» RECORDS SHOWN:
--

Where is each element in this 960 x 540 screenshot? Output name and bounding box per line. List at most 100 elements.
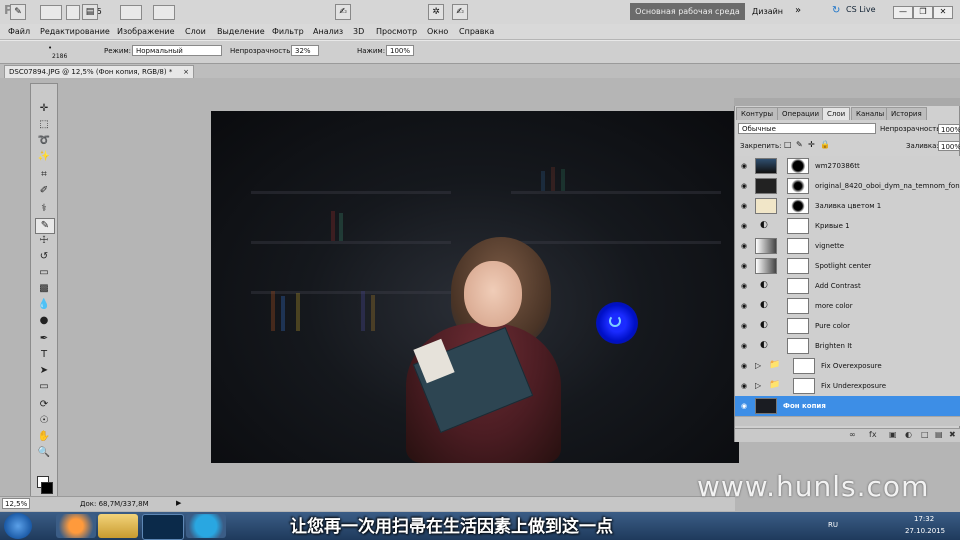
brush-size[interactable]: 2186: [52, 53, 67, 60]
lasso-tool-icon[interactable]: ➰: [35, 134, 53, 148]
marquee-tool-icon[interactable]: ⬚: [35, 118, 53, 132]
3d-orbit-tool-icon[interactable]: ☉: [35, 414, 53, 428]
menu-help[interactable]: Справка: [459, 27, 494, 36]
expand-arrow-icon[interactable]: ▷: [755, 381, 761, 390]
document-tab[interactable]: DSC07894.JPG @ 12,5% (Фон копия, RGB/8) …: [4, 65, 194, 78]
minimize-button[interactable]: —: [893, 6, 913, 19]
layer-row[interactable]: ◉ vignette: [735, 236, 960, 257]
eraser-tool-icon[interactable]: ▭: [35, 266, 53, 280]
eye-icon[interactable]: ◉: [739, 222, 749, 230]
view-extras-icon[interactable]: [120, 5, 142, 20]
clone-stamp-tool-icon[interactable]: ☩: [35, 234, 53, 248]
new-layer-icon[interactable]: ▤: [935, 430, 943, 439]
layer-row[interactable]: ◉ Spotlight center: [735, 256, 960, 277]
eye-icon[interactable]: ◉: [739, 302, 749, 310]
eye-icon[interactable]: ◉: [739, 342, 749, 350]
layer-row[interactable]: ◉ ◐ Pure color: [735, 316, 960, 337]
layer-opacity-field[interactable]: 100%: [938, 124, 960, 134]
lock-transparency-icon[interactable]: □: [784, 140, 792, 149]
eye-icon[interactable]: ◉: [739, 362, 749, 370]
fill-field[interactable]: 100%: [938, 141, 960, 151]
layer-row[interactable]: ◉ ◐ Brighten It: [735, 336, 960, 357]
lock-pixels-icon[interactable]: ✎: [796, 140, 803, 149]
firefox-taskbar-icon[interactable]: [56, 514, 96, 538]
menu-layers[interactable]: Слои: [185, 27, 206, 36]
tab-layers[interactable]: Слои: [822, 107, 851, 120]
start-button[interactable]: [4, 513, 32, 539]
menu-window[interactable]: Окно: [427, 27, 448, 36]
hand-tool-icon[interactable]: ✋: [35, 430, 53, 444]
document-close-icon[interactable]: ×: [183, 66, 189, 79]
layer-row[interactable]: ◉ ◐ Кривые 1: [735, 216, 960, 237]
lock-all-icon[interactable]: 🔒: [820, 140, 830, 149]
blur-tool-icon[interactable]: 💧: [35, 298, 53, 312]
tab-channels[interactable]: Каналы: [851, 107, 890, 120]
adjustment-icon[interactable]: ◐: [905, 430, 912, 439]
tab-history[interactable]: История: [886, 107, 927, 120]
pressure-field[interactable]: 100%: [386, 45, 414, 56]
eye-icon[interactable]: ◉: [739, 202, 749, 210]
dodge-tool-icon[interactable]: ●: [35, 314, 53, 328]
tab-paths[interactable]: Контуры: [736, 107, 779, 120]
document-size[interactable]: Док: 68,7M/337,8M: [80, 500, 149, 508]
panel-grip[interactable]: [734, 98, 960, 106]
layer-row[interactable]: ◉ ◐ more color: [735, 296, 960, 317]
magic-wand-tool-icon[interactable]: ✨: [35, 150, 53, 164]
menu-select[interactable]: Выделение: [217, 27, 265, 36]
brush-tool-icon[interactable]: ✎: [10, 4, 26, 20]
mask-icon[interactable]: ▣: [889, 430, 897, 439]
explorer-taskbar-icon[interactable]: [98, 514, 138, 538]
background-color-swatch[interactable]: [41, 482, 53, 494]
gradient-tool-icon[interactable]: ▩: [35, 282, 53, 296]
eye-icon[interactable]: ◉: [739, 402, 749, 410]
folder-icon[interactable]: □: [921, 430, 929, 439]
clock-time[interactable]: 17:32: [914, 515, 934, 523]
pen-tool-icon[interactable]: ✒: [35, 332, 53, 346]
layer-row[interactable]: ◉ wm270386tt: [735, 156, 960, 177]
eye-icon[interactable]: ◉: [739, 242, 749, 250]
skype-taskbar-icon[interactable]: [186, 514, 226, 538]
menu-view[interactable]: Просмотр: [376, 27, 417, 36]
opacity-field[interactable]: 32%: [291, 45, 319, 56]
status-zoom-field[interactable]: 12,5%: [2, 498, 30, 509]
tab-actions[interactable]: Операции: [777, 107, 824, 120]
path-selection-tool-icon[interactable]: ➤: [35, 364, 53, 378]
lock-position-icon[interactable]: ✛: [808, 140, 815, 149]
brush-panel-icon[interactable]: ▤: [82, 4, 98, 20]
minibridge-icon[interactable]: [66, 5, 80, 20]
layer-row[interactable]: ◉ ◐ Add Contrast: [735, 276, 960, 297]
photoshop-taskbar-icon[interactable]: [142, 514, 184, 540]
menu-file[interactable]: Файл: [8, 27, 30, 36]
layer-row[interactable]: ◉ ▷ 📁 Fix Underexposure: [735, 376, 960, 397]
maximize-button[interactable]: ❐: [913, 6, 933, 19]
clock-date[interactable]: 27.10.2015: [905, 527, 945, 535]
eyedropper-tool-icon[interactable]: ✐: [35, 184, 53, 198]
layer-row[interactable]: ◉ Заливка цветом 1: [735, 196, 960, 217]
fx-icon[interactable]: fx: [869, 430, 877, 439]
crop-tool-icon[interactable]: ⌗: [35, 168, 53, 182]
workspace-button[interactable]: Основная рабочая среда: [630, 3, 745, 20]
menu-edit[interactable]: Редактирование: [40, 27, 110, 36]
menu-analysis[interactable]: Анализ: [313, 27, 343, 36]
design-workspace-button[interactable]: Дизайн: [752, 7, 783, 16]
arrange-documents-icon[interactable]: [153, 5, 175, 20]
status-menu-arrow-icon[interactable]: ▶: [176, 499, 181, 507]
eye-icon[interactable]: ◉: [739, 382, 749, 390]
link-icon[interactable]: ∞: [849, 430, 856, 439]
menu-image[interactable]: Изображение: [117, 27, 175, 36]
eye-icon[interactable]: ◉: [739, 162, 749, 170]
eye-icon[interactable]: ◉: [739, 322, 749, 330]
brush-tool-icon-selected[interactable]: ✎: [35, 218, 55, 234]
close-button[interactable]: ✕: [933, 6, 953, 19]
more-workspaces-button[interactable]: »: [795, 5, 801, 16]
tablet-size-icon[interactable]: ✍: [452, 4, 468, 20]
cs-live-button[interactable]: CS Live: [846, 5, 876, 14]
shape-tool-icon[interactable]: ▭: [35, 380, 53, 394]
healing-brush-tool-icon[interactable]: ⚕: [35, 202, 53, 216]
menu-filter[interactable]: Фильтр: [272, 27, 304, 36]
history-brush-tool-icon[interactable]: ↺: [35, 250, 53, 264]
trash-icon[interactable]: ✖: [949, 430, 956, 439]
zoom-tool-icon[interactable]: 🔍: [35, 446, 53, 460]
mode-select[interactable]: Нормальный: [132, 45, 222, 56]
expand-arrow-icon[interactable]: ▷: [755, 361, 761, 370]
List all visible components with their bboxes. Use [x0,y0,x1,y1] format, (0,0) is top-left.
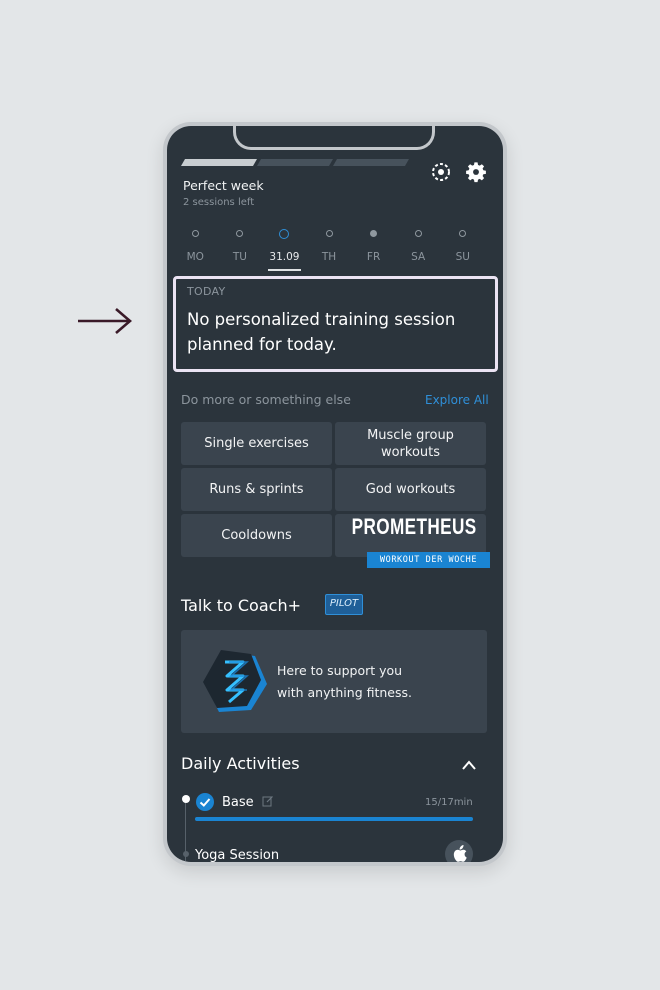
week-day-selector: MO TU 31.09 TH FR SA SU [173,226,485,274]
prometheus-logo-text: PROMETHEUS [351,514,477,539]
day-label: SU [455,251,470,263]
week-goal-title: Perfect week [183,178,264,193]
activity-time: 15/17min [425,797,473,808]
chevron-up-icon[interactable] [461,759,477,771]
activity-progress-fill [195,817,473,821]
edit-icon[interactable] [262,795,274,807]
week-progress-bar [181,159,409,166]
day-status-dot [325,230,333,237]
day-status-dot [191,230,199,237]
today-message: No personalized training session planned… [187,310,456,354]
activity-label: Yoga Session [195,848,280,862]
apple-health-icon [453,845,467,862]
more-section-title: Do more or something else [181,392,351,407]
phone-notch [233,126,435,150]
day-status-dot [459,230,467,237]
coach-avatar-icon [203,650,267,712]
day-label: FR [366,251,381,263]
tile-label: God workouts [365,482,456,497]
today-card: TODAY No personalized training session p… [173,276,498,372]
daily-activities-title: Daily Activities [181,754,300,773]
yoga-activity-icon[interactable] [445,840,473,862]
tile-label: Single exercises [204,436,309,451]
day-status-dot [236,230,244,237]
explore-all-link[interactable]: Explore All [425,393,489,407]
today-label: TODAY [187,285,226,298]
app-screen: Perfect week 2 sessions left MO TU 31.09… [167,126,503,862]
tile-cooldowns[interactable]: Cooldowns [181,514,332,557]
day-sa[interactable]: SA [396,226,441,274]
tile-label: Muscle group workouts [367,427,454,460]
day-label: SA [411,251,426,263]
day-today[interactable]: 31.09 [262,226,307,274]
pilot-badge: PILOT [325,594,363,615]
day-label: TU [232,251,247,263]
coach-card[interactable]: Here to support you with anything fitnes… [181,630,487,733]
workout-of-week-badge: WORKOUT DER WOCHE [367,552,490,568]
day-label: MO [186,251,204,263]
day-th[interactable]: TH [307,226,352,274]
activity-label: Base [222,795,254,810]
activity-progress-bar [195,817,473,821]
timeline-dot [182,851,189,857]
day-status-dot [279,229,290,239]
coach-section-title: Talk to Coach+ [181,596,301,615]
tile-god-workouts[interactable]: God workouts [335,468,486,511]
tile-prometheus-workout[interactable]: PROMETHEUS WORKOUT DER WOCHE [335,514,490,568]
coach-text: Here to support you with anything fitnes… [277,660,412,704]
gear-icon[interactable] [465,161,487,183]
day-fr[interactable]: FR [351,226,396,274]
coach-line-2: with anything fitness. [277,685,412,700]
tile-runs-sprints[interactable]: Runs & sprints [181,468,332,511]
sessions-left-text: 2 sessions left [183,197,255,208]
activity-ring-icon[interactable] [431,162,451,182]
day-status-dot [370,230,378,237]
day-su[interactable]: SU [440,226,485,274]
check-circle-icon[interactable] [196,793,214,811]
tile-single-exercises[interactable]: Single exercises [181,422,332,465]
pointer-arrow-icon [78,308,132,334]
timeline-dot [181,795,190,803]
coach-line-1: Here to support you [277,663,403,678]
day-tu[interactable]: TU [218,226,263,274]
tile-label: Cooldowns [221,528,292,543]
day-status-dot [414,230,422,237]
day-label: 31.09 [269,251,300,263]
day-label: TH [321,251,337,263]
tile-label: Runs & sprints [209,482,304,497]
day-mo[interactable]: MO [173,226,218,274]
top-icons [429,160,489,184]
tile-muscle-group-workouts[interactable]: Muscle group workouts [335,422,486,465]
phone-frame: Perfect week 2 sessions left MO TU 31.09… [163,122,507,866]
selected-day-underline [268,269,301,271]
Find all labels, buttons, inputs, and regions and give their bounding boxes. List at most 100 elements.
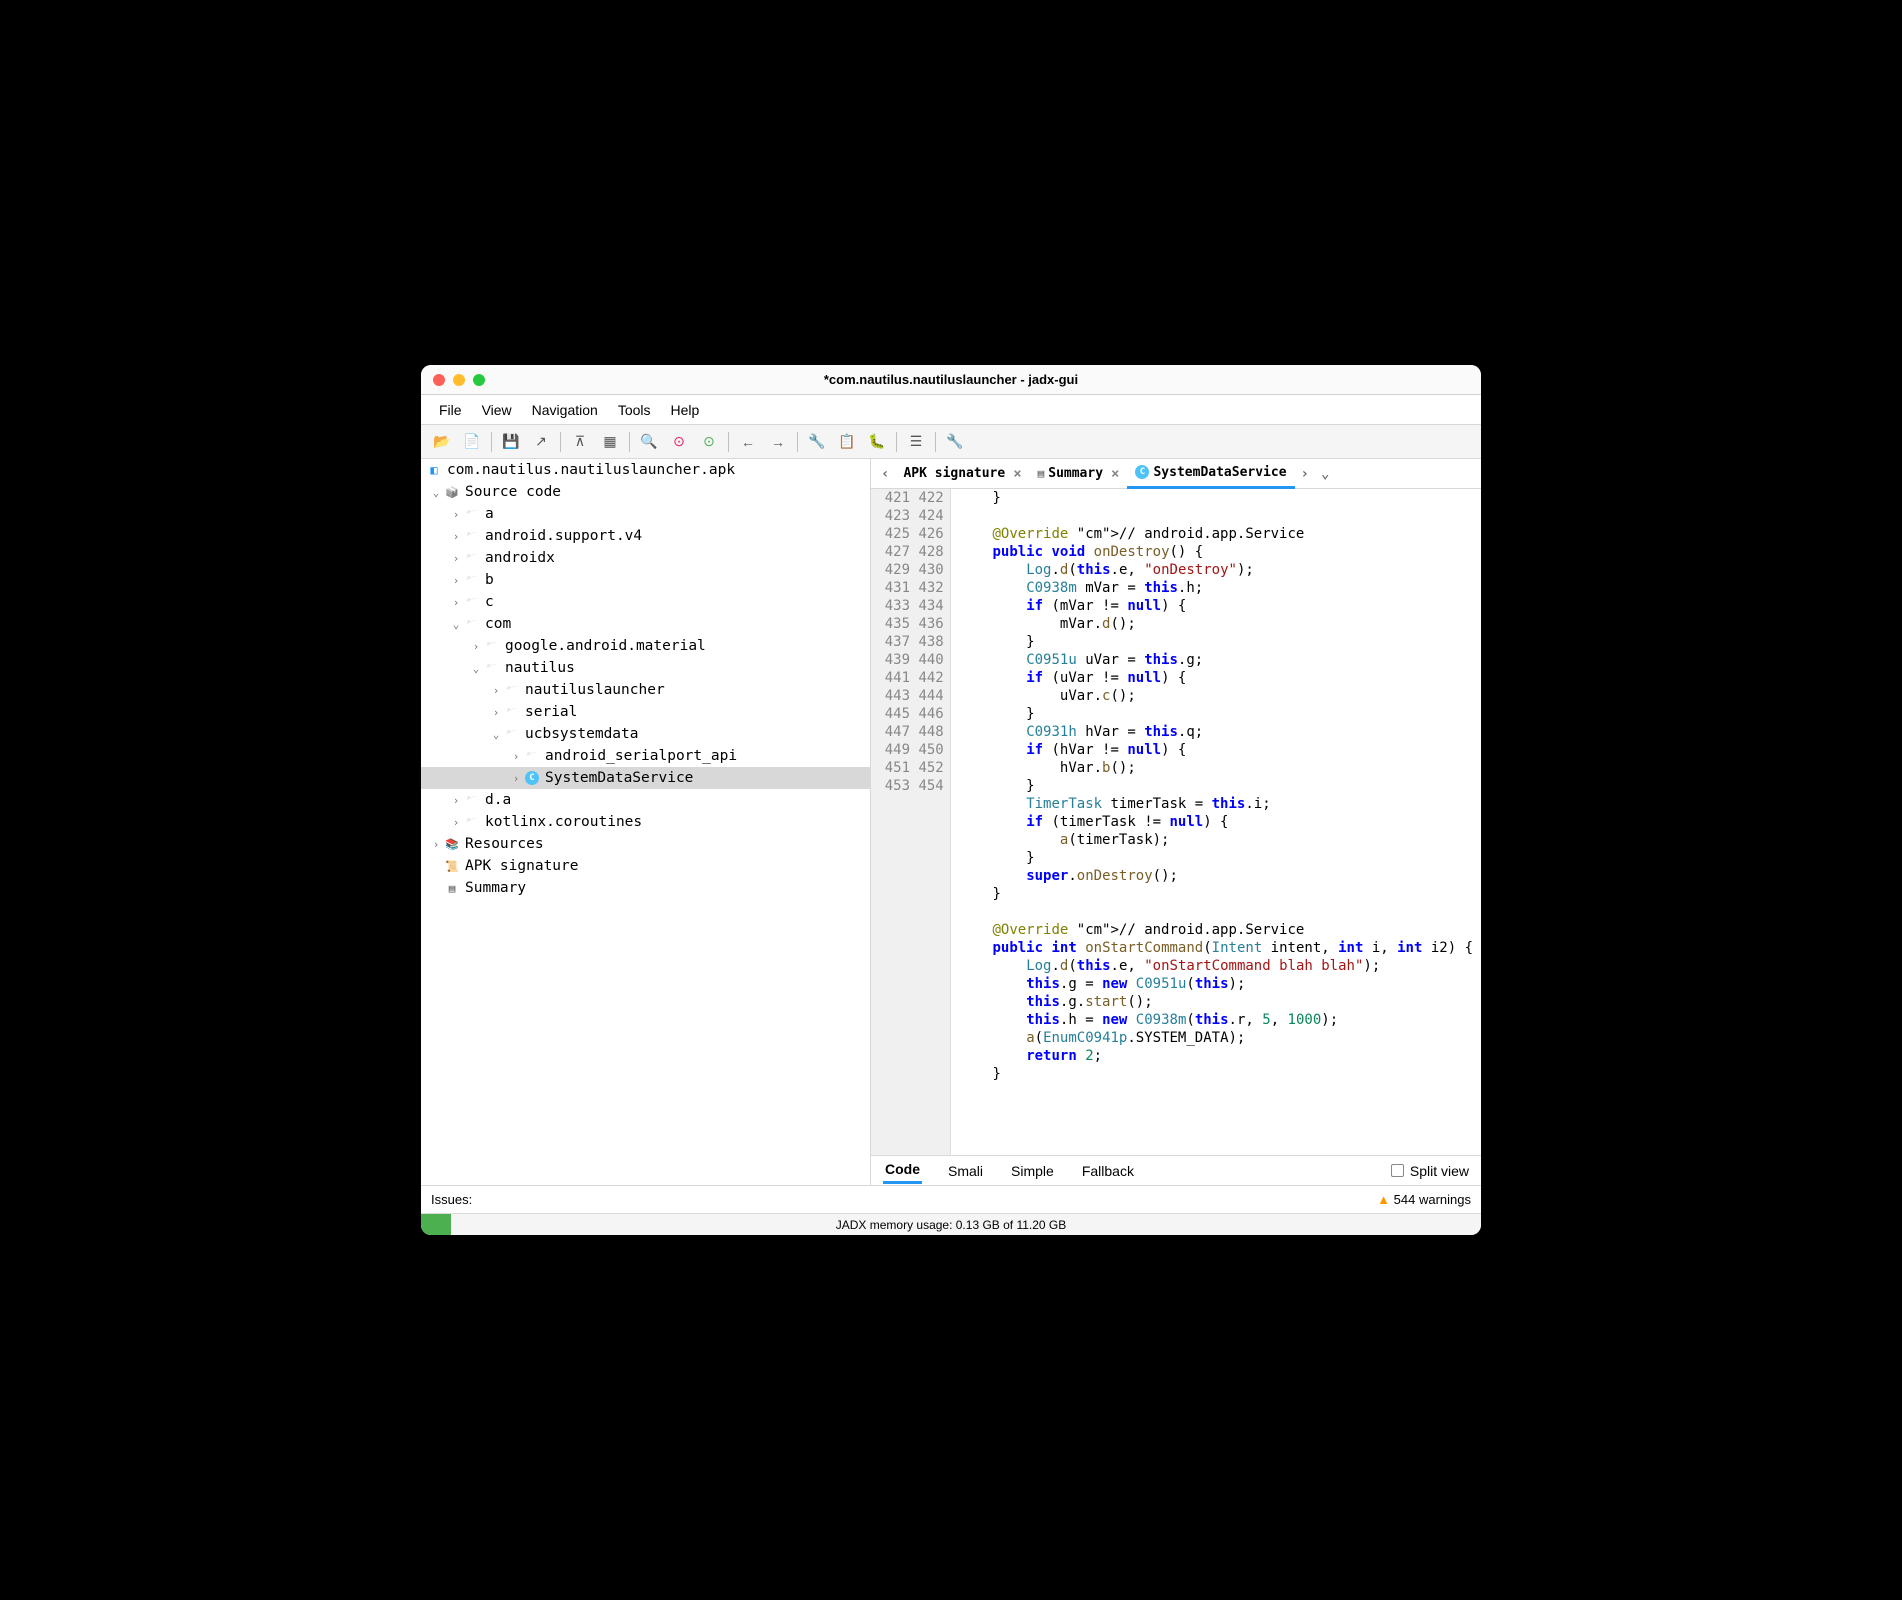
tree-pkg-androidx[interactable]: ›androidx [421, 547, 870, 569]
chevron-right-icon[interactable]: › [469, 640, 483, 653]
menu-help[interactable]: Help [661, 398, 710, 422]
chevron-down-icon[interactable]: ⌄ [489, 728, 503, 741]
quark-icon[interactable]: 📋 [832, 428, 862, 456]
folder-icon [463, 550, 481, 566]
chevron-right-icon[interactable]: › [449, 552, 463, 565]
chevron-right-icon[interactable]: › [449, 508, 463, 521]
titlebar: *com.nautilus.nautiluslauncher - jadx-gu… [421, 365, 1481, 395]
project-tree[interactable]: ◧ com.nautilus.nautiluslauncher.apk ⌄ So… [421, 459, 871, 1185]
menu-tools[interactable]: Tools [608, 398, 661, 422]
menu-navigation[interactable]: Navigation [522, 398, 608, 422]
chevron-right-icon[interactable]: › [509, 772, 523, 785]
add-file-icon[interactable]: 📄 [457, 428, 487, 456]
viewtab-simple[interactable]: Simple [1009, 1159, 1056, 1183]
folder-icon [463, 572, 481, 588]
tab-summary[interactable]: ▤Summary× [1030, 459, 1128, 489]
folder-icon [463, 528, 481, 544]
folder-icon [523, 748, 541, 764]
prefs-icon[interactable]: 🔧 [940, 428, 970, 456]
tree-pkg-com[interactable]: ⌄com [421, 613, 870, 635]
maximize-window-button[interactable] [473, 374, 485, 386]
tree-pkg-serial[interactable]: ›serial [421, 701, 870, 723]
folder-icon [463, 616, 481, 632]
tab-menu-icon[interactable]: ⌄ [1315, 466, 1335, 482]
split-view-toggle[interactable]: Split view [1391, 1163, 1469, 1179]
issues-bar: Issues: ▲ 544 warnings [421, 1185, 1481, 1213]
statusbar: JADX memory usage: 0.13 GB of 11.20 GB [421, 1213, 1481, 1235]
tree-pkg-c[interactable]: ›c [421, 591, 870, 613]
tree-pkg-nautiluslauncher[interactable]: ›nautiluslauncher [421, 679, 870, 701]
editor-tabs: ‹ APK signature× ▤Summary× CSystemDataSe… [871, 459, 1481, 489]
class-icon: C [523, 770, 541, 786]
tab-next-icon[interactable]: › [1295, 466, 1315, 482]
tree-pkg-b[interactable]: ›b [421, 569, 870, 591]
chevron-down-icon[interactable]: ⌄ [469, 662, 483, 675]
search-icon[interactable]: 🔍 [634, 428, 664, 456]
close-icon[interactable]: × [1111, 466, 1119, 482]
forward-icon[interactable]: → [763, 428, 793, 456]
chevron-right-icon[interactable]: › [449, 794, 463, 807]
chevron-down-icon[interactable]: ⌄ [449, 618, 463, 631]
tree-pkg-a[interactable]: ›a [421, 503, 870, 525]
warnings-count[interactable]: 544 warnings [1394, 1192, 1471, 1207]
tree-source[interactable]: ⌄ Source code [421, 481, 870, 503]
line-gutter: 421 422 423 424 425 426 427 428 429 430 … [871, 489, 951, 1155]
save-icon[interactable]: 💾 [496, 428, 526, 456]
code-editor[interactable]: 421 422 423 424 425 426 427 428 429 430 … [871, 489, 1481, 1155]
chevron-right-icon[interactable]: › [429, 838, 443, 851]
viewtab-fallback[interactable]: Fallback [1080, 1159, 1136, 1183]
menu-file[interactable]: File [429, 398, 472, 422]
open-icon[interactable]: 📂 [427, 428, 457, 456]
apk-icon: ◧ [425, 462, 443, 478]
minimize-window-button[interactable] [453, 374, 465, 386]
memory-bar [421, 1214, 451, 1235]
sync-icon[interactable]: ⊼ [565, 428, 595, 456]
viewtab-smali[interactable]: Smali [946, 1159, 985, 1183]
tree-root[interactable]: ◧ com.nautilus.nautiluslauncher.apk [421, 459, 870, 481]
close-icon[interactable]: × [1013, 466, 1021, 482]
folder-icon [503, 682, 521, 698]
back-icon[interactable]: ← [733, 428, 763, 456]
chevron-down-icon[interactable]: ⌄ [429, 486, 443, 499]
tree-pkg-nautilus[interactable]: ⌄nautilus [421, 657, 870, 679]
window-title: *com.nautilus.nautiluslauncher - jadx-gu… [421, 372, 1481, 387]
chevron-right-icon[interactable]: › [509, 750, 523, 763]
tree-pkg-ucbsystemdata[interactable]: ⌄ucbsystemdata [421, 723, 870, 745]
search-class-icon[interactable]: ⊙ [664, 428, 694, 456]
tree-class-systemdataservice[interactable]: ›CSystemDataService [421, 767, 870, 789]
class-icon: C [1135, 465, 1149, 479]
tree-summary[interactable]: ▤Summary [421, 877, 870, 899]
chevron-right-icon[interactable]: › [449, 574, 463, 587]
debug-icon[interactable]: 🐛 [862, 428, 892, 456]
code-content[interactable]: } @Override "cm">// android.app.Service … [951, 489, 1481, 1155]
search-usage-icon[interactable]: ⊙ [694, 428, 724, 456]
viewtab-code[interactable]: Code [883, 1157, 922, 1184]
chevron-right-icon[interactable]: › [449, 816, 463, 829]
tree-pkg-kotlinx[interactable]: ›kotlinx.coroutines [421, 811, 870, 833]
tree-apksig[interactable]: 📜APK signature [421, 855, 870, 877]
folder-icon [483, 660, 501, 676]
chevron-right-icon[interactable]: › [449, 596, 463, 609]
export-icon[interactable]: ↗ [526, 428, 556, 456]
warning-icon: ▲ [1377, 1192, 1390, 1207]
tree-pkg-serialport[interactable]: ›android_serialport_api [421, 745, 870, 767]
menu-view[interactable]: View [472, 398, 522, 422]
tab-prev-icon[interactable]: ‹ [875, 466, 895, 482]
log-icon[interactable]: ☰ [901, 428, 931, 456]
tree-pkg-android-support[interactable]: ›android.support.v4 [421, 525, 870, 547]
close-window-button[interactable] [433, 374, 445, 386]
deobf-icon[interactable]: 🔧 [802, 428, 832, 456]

--

» EXERCISE:
Copy everything from the line that contains "brush-size[interactable]: 2186: [52, 53, 67, 60]" down to the line that contains "layer-row[interactable]: ◉ ◐ Brighten", both of those lines included, without changing anything.

» ANSWER TO THE PROBLEM:
brush-size[interactable]: 2186: [52, 53, 67, 60]
lasso-tool-icon[interactable]: ➰: [35, 134, 53, 148]
marquee-tool-icon[interactable]: ⬚: [35, 118, 53, 132]
3d-orbit-tool-icon[interactable]: ☉: [35, 414, 53, 428]
menu-help[interactable]: Справка: [459, 27, 494, 36]
expand-arrow-icon[interactable]: ▷: [755, 381, 761, 390]
document-tab[interactable]: DSC07894.JPG @ 12,5% (Фон копия, RGB/8) …: [4, 65, 194, 78]
minimize-button[interactable]: —: [893, 6, 913, 19]
layer-row[interactable]: ◉ vignette: [735, 236, 960, 257]
eraser-tool-icon[interactable]: ▭: [35, 266, 53, 280]
eye-icon[interactable]: ◉: [739, 222, 749, 230]
view-extras-icon[interactable]: [120, 5, 142, 20]
clone-stamp-tool-icon[interactable]: ☩: [35, 234, 53, 248]
new-layer-icon[interactable]: ▤: [935, 430, 943, 439]
layer-row[interactable]: ◉ Spotlight center: [735, 256, 960, 277]
eye-icon[interactable]: ◉: [739, 302, 749, 310]
eye-icon[interactable]: ◉: [739, 342, 749, 350]
layer-row[interactable]: ◉ ◐ Pure color: [735, 316, 960, 337]
layer-opacity-field[interactable]: 100%: [938, 124, 960, 134]
lock-transparency-icon[interactable]: □: [784, 140, 792, 149]
eye-icon[interactable]: ◉: [739, 362, 749, 370]
fill-field[interactable]: 100%: [938, 141, 960, 151]
layer-row[interactable]: ◉ ◐ Brighten It: [735, 336, 960, 357]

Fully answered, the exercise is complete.